(Stored entries)

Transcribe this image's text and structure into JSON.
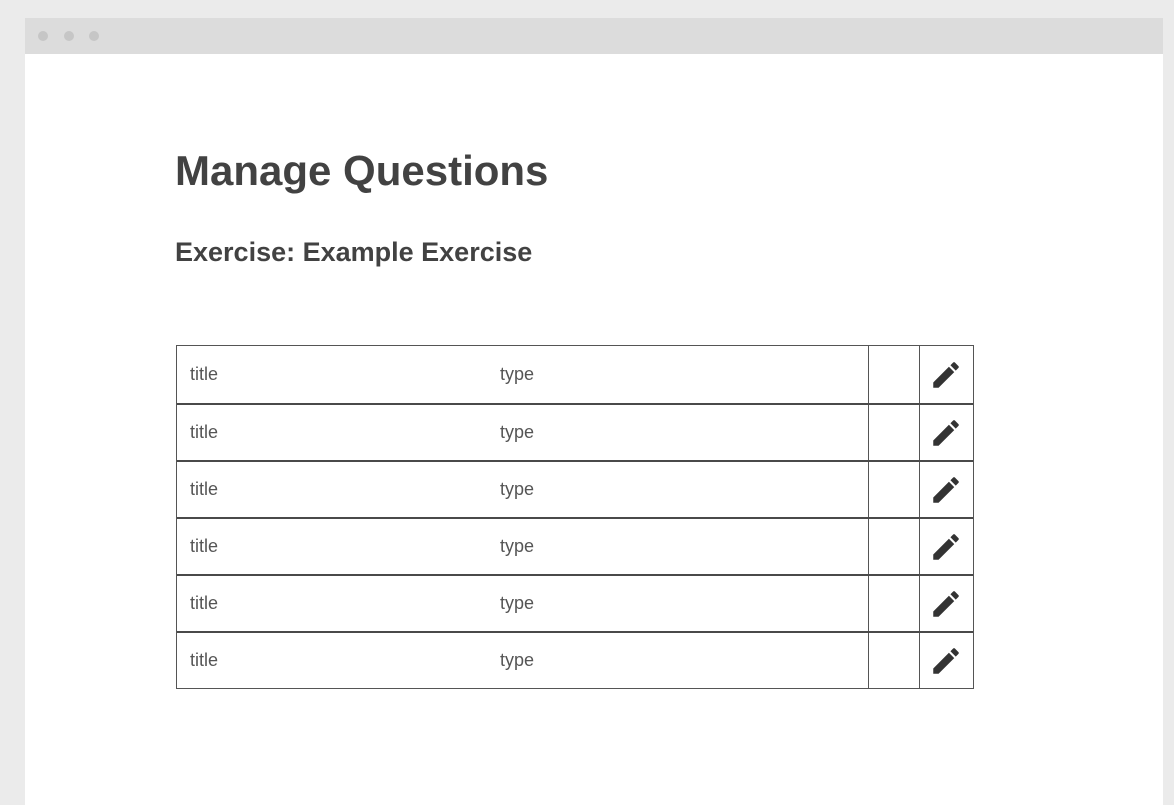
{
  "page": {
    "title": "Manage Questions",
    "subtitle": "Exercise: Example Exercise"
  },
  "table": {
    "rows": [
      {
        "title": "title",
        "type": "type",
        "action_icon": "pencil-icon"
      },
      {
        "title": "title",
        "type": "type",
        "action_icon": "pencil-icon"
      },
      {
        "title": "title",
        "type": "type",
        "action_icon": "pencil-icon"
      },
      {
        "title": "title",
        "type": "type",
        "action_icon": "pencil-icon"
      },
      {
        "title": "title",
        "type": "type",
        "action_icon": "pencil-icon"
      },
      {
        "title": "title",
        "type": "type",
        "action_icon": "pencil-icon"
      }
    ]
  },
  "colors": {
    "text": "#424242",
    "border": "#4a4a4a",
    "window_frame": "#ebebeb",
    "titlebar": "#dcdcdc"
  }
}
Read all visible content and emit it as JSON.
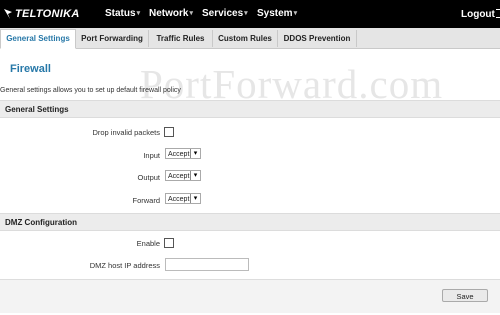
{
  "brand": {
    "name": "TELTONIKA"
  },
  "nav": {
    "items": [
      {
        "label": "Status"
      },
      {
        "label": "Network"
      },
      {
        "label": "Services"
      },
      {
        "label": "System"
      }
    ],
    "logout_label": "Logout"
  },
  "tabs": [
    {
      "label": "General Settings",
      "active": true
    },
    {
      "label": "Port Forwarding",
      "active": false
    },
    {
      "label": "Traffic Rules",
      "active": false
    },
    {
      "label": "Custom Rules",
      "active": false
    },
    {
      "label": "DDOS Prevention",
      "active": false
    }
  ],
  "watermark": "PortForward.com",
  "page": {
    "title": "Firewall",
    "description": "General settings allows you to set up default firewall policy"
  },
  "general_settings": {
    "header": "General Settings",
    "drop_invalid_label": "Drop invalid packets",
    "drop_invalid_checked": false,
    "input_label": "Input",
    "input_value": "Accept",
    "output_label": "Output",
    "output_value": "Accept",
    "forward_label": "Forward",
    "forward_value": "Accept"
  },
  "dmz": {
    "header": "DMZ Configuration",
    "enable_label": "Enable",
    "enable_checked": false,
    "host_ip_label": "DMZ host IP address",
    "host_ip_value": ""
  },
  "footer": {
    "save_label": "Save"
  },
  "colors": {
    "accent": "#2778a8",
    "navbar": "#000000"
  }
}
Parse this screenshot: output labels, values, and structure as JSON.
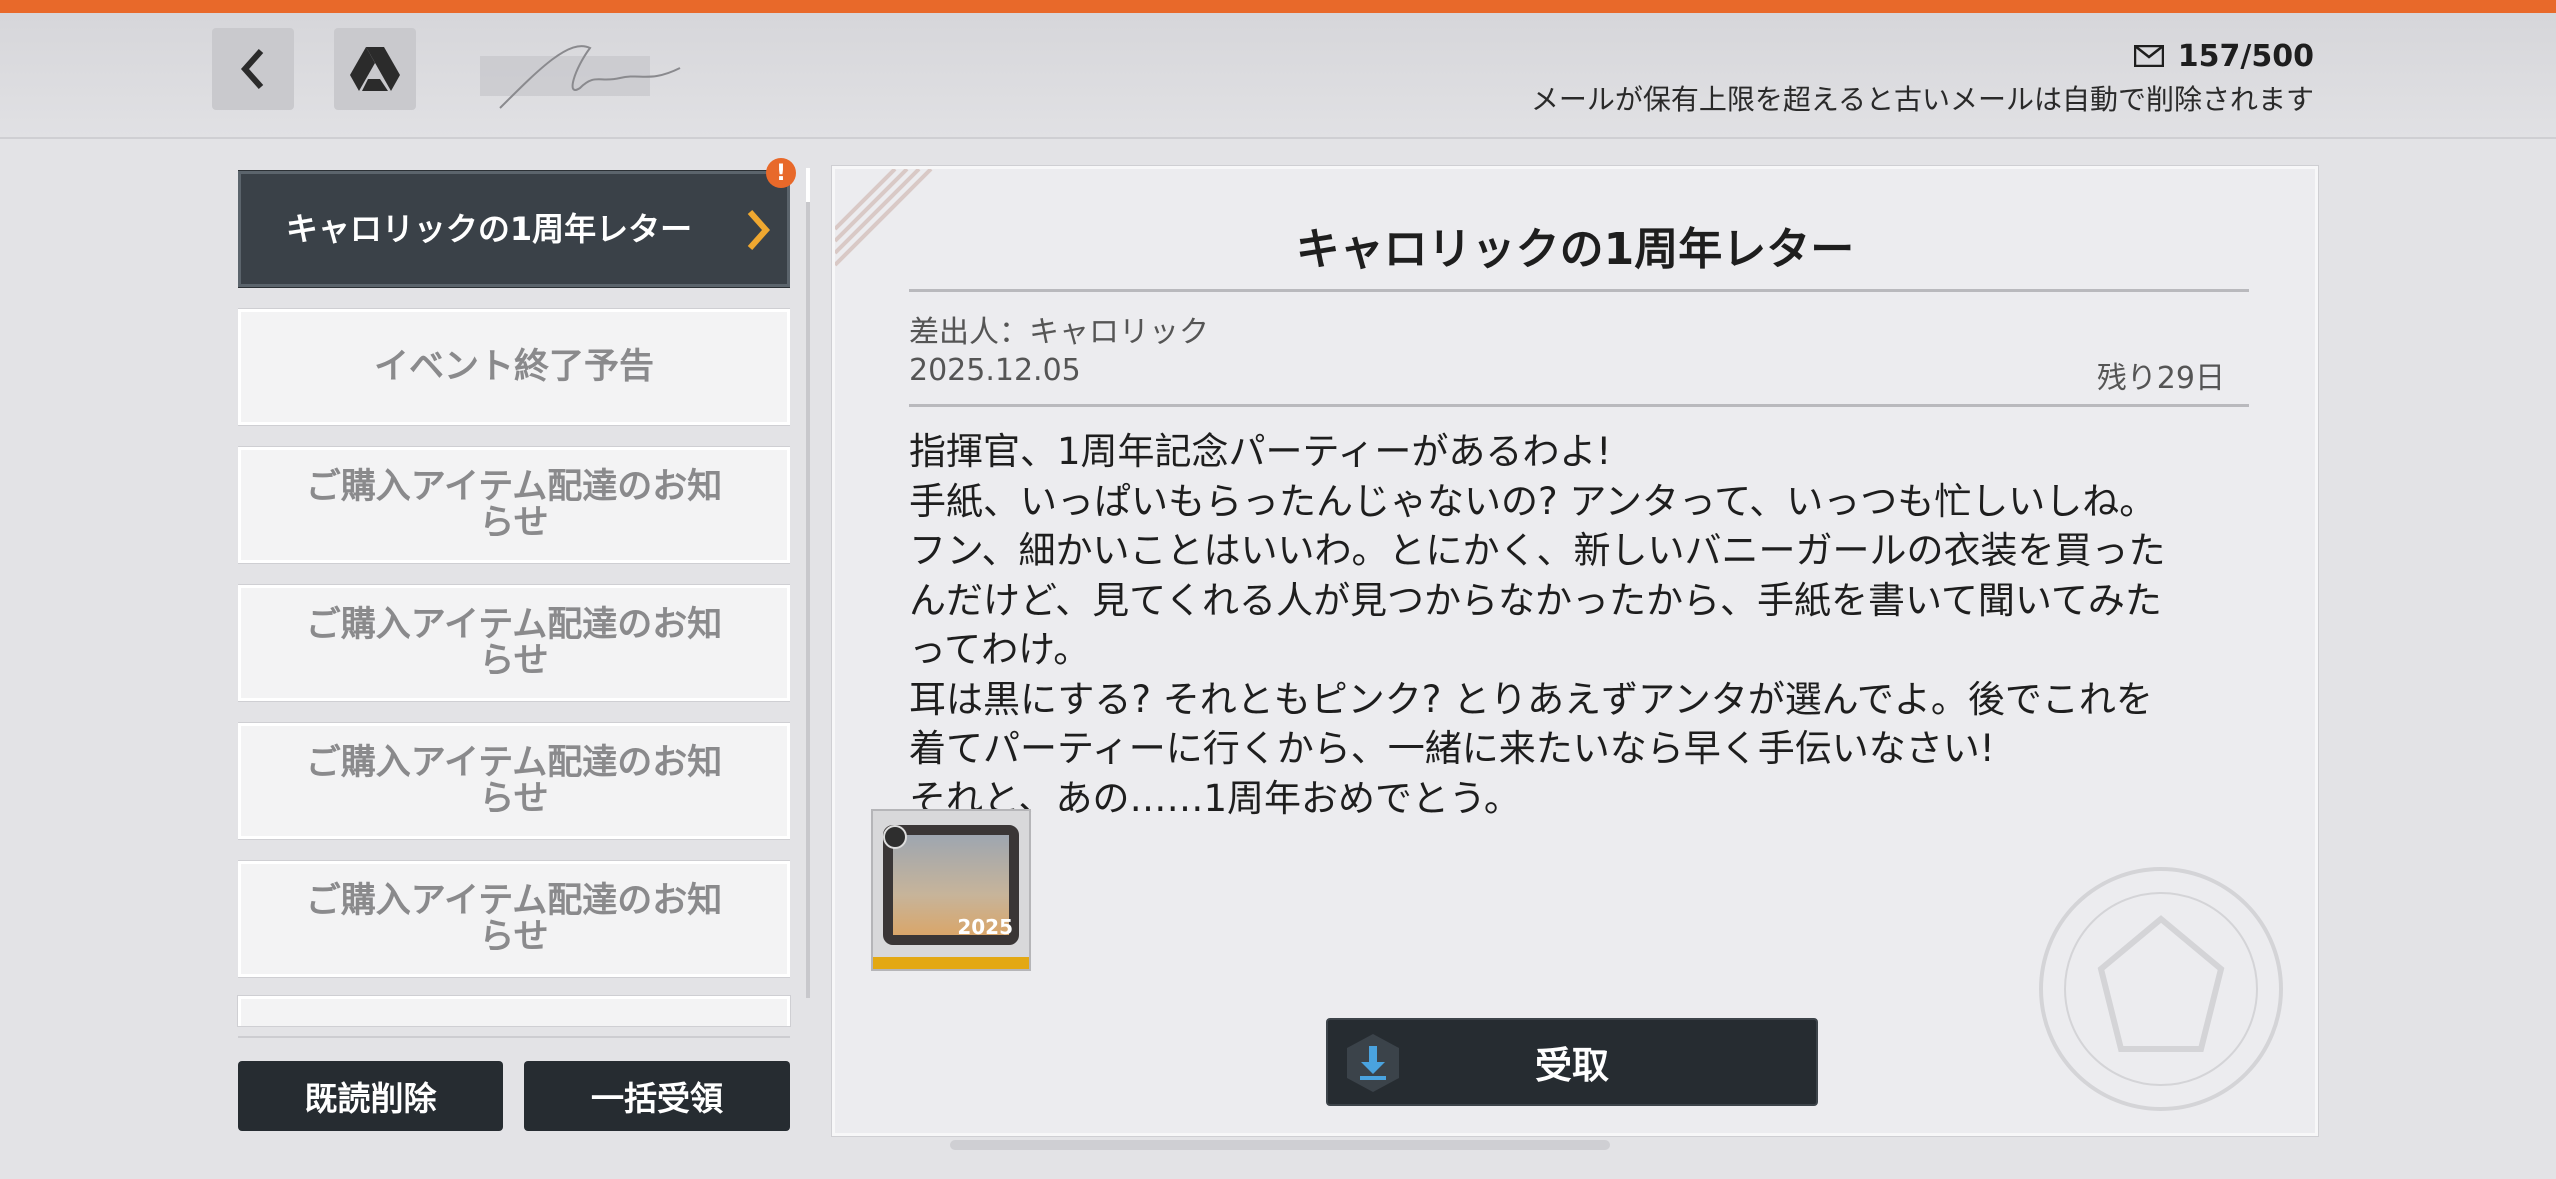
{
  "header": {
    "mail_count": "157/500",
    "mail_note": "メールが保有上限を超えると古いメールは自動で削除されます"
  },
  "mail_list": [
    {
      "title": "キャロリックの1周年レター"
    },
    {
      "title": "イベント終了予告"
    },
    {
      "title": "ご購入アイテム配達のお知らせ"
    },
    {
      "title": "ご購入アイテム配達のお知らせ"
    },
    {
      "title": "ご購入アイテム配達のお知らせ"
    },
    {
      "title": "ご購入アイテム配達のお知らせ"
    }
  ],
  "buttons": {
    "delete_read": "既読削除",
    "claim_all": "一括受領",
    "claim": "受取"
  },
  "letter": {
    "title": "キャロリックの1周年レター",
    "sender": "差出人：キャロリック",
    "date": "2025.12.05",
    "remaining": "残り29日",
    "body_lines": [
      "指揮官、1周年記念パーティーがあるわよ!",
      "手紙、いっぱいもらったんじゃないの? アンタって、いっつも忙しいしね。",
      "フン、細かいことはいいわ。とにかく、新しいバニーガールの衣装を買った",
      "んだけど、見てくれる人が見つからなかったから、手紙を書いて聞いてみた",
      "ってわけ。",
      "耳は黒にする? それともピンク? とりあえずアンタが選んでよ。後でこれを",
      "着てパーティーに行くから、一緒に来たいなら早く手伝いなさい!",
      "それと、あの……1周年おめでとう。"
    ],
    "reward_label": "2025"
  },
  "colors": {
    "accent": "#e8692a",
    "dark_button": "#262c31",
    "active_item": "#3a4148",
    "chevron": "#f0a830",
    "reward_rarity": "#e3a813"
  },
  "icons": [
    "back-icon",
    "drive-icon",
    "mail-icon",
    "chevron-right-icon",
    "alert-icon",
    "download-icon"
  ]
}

WORK REQUIRED
Your reply is one number: how many lines of the records above contain the word "text".

SOLUTION TO THE PROBLEM
2